— start of Records for the task —

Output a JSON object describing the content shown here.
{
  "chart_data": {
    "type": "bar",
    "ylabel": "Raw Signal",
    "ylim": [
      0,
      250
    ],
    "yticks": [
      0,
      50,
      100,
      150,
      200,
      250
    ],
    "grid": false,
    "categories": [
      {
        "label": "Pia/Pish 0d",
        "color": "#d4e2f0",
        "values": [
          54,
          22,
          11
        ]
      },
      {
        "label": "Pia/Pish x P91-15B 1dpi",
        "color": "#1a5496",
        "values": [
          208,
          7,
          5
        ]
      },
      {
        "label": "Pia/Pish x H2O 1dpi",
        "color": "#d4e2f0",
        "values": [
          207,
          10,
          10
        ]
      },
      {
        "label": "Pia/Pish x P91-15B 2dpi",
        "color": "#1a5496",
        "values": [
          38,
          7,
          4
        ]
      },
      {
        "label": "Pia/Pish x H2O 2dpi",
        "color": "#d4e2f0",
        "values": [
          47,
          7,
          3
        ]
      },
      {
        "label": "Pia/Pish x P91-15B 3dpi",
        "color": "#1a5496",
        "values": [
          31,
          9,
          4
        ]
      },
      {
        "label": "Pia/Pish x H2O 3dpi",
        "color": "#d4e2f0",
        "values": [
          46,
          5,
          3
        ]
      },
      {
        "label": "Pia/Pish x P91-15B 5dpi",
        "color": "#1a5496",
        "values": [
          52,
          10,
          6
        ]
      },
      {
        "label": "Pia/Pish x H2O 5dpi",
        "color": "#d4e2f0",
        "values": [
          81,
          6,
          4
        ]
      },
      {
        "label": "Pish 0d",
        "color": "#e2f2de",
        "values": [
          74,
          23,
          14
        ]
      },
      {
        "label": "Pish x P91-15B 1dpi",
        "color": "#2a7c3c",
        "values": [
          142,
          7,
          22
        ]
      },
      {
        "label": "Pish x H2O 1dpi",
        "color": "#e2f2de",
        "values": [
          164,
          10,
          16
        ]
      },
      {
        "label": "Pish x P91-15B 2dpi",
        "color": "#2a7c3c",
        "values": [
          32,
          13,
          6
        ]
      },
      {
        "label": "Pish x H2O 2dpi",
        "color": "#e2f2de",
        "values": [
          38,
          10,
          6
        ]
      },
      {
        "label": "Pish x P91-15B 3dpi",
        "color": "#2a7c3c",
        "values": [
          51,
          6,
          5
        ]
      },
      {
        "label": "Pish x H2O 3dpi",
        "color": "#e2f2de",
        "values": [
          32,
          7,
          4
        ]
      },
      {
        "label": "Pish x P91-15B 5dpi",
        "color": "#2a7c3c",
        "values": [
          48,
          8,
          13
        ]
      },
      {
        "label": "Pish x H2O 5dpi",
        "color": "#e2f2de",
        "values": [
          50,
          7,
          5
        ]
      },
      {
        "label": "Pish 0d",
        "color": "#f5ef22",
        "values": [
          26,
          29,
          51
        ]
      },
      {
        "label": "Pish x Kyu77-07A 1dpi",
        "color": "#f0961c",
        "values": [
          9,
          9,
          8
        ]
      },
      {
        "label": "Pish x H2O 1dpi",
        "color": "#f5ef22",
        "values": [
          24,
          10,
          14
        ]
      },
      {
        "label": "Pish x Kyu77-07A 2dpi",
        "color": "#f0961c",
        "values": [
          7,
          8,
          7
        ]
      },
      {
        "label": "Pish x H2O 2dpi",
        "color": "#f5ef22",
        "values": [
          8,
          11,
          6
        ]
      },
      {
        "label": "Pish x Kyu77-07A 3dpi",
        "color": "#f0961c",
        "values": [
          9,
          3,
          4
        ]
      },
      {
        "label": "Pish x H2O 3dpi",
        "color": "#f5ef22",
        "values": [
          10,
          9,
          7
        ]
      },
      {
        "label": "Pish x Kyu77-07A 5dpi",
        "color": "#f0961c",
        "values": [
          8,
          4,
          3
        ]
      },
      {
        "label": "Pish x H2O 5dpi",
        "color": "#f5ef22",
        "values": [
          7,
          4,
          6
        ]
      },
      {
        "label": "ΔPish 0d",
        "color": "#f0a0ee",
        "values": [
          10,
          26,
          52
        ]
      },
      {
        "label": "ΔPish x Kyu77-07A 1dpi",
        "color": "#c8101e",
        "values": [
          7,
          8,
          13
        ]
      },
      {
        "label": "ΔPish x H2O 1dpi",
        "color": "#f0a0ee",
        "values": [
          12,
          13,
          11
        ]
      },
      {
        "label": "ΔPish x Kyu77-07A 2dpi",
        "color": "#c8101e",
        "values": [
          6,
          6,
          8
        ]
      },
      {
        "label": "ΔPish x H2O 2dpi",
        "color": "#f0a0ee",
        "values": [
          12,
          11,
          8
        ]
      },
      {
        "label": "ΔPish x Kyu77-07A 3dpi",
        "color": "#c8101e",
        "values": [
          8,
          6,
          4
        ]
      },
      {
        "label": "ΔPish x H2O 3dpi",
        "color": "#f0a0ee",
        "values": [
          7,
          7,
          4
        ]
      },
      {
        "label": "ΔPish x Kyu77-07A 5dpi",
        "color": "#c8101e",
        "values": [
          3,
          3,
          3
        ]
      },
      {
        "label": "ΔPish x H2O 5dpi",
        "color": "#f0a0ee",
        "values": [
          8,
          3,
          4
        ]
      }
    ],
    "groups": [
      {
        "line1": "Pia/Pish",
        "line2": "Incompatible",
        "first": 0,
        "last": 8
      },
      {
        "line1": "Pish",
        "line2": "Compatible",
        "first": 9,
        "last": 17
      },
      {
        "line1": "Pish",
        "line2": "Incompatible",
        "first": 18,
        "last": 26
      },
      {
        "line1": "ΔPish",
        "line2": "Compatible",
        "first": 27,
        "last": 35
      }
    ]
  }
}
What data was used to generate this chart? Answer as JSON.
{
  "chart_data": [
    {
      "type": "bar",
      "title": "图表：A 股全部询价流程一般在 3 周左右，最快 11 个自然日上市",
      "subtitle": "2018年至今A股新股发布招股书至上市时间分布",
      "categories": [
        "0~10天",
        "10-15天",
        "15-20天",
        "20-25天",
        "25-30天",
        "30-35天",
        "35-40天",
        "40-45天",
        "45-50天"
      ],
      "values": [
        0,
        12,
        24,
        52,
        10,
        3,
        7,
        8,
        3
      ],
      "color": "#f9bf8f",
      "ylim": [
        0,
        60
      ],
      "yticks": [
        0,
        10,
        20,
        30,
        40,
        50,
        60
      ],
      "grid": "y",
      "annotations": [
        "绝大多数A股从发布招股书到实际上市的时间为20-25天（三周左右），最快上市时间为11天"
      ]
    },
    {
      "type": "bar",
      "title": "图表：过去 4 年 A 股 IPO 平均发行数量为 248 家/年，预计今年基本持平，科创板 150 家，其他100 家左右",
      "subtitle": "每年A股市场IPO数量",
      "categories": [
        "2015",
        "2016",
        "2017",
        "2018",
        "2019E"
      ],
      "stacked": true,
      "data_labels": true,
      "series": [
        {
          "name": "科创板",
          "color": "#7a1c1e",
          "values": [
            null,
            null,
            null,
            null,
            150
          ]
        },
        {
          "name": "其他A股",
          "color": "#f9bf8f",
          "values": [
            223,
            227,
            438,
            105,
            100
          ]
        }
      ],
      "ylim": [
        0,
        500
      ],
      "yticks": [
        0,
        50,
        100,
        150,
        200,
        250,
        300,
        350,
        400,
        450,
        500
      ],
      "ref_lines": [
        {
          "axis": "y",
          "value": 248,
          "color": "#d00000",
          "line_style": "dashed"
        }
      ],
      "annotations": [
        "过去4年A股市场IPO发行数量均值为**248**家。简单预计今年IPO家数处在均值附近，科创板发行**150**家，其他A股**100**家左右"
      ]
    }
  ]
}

— end of Records for the task —

**Short problem:**
Each record above should be returned exactly as it appears.

**Solution:**
Output a JSON object describing the content shown here.
{
  "chart_data": {
    "type": "bar",
    "ylabel": "Raw Signal",
    "ylim": [
      0,
      250
    ],
    "yticks": [
      0,
      50,
      100,
      150,
      200,
      250
    ],
    "grid": false,
    "categories": [
      {
        "label": "Pia/Pish 0d",
        "color": "#d4e2f0",
        "values": [
          54,
          22,
          11
        ]
      },
      {
        "label": "Pia/Pish x P91-15B 1dpi",
        "color": "#1a5496",
        "values": [
          208,
          7,
          5
        ]
      },
      {
        "label": "Pia/Pish x H2O 1dpi",
        "color": "#d4e2f0",
        "values": [
          207,
          10,
          10
        ]
      },
      {
        "label": "Pia/Pish x P91-15B 2dpi",
        "color": "#1a5496",
        "values": [
          38,
          7,
          4
        ]
      },
      {
        "label": "Pia/Pish x H2O 2dpi",
        "color": "#d4e2f0",
        "values": [
          47,
          7,
          3
        ]
      },
      {
        "label": "Pia/Pish x P91-15B 3dpi",
        "color": "#1a5496",
        "values": [
          31,
          9,
          4
        ]
      },
      {
        "label": "Pia/Pish x H2O 3dpi",
        "color": "#d4e2f0",
        "values": [
          46,
          5,
          3
        ]
      },
      {
        "label": "Pia/Pish x P91-15B 5dpi",
        "color": "#1a5496",
        "values": [
          52,
          10,
          6
        ]
      },
      {
        "label": "Pia/Pish x H2O 5dpi",
        "color": "#d4e2f0",
        "values": [
          81,
          6,
          4
        ]
      },
      {
        "label": "Pish 0d",
        "color": "#e2f2de",
        "values": [
          74,
          23,
          14
        ]
      },
      {
        "label": "Pish x P91-15B 1dpi",
        "color": "#2a7c3c",
        "values": [
          142,
          7,
          22
        ]
      },
      {
        "label": "Pish x H2O 1dpi",
        "color": "#e2f2de",
        "values": [
          164,
          10,
          16
        ]
      },
      {
        "label": "Pish x P91-15B 2dpi",
        "color": "#2a7c3c",
        "values": [
          32,
          13,
          6
        ]
      },
      {
        "label": "Pish x H2O 2dpi",
        "color": "#e2f2de",
        "values": [
          38,
          10,
          6
        ]
      },
      {
        "label": "Pish x P91-15B 3dpi",
        "color": "#2a7c3c",
        "values": [
          51,
          6,
          5
        ]
      },
      {
        "label": "Pish x H2O 3dpi",
        "color": "#e2f2de",
        "values": [
          32,
          7,
          4
        ]
      },
      {
        "label": "Pish x P91-15B 5dpi",
        "color": "#2a7c3c",
        "values": [
          48,
          8,
          13
        ]
      },
      {
        "label": "Pish x H2O 5dpi",
        "color": "#e2f2de",
        "values": [
          50,
          7,
          5
        ]
      },
      {
        "label": "Pish 0d",
        "color": "#f5ef22",
        "values": [
          26,
          29,
          51
        ]
      },
      {
        "label": "Pish x Kyu77-07A 1dpi",
        "color": "#f0961c",
        "values": [
          9,
          9,
          8
        ]
      },
      {
        "label": "Pish x H2O 1dpi",
        "color": "#f5ef22",
        "values": [
          24,
          10,
          14
        ]
      },
      {
        "label": "Pish x Kyu77-07A 2dpi",
        "color": "#f0961c",
        "values": [
          7,
          8,
          7
        ]
      },
      {
        "label": "Pish x H2O 2dpi",
        "color": "#f5ef22",
        "values": [
          8,
          11,
          6
        ]
      },
      {
        "label": "Pish x Kyu77-07A 3dpi",
        "color": "#f0961c",
        "values": [
          9,
          3,
          4
        ]
      },
      {
        "label": "Pish x H2O 3dpi",
        "color": "#f5ef22",
        "values": [
          10,
          9,
          7
        ]
      },
      {
        "label": "Pish x Kyu77-07A 5dpi",
        "color": "#f0961c",
        "values": [
          8,
          4,
          3
        ]
      },
      {
        "label": "Pish x H2O 5dpi",
        "color": "#f5ef22",
        "values": [
          7,
          4,
          6
        ]
      },
      {
        "label": "ΔPish 0d",
        "color": "#f0a0ee",
        "values": [
          10,
          26,
          52
        ]
      },
      {
        "label": "ΔPish x Kyu77-07A 1dpi",
        "color": "#c8101e",
        "values": [
          7,
          8,
          13
        ]
      },
      {
        "label": "ΔPish x H2O 1dpi",
        "color": "#f0a0ee",
        "values": [
          12,
          13,
          11
        ]
      },
      {
        "label": "ΔPish x Kyu77-07A 2dpi",
        "color": "#c8101e",
        "values": [
          6,
          6,
          8
        ]
      },
      {
        "label": "ΔPish x H2O 2dpi",
        "color": "#f0a0ee",
        "values": [
          12,
          11,
          8
        ]
      },
      {
        "label": "ΔPish x Kyu77-07A 3dpi",
        "color": "#c8101e",
        "values": [
          8,
          6,
          4
        ]
      },
      {
        "label": "ΔPish x H2O 3dpi",
        "color": "#f0a0ee",
        "values": [
          7,
          7,
          4
        ]
      },
      {
        "label": "ΔPish x Kyu77-07A 5dpi",
        "color": "#c8101e",
        "values": [
          3,
          3,
          3
        ]
      },
      {
        "label": "ΔPish x H2O 5dpi",
        "color": "#f0a0ee",
        "values": [
          8,
          3,
          4
        ]
      }
    ],
    "groups": [
      {
        "line1": "Pia/Pish",
        "line2": "Incompatible",
        "first": 0,
        "last": 8
      },
      {
        "line1": "Pish",
        "line2": "Compatible",
        "first": 9,
        "last": 17
      },
      {
        "line1": "Pish",
        "line2": "Incompatible",
        "first": 18,
        "last": 26
      },
      {
        "line1": "ΔPish",
        "line2": "Compatible",
        "first": 27,
        "last": 35
      }
    ]
  }
}
What data was used to generate this chart? Answer as JSON.
{
  "chart_data": [
    {
      "type": "bar",
      "title": "图表：A 股全部询价流程一般在 3 周左右，最快 11 个自然日上市",
      "subtitle": "2018年至今A股新股发布招股书至上市时间分布",
      "categories": [
        "0~10天",
        "10-15天",
        "15-20天",
        "20-25天",
        "25-30天",
        "30-35天",
        "35-40天",
        "40-45天",
        "45-50天"
      ],
      "values": [
        0,
        12,
        24,
        52,
        10,
        3,
        7,
        8,
        3
      ],
      "color": "#f9bf8f",
      "ylim": [
        0,
        60
      ],
      "yticks": [
        0,
        10,
        20,
        30,
        40,
        50,
        60
      ],
      "grid": "y",
      "annotations": [
        "绝大多数A股从发布招股书到实际上市的时间为20-25天（三周左右），最快上市时间为11天"
      ]
    },
    {
      "type": "bar",
      "title": "图表：过去 4 年 A 股 IPO 平均发行数量为 248 家/年，预计今年基本持平，科创板 150 家，其他100 家左右",
      "subtitle": "每年A股市场IPO数量",
      "categories": [
        "2015",
        "2016",
        "2017",
        "2018",
        "2019E"
      ],
      "stacked": true,
      "data_labels": true,
      "series": [
        {
          "name": "科创板",
          "color": "#7a1c1e",
          "values": [
            null,
            null,
            null,
            null,
            150
          ]
        },
        {
          "name": "其他A股",
          "color": "#f9bf8f",
          "values": [
            223,
            227,
            438,
            105,
            100
          ]
        }
      ],
      "ylim": [
        0,
        500
      ],
      "yticks": [
        0,
        50,
        100,
        150,
        200,
        250,
        300,
        350,
        400,
        450,
        500
      ],
      "ref_lines": [
        {
          "axis": "y",
          "value": 248,
          "color": "#d00000",
          "line_style": "dashed"
        }
      ],
      "annotations": [
        "过去4年A股市场IPO发行数量均值为**248**家。简单预计今年IPO家数处在均值附近，科创板发行**150**家，其他A股**100**家左右"
      ]
    }
  ]
}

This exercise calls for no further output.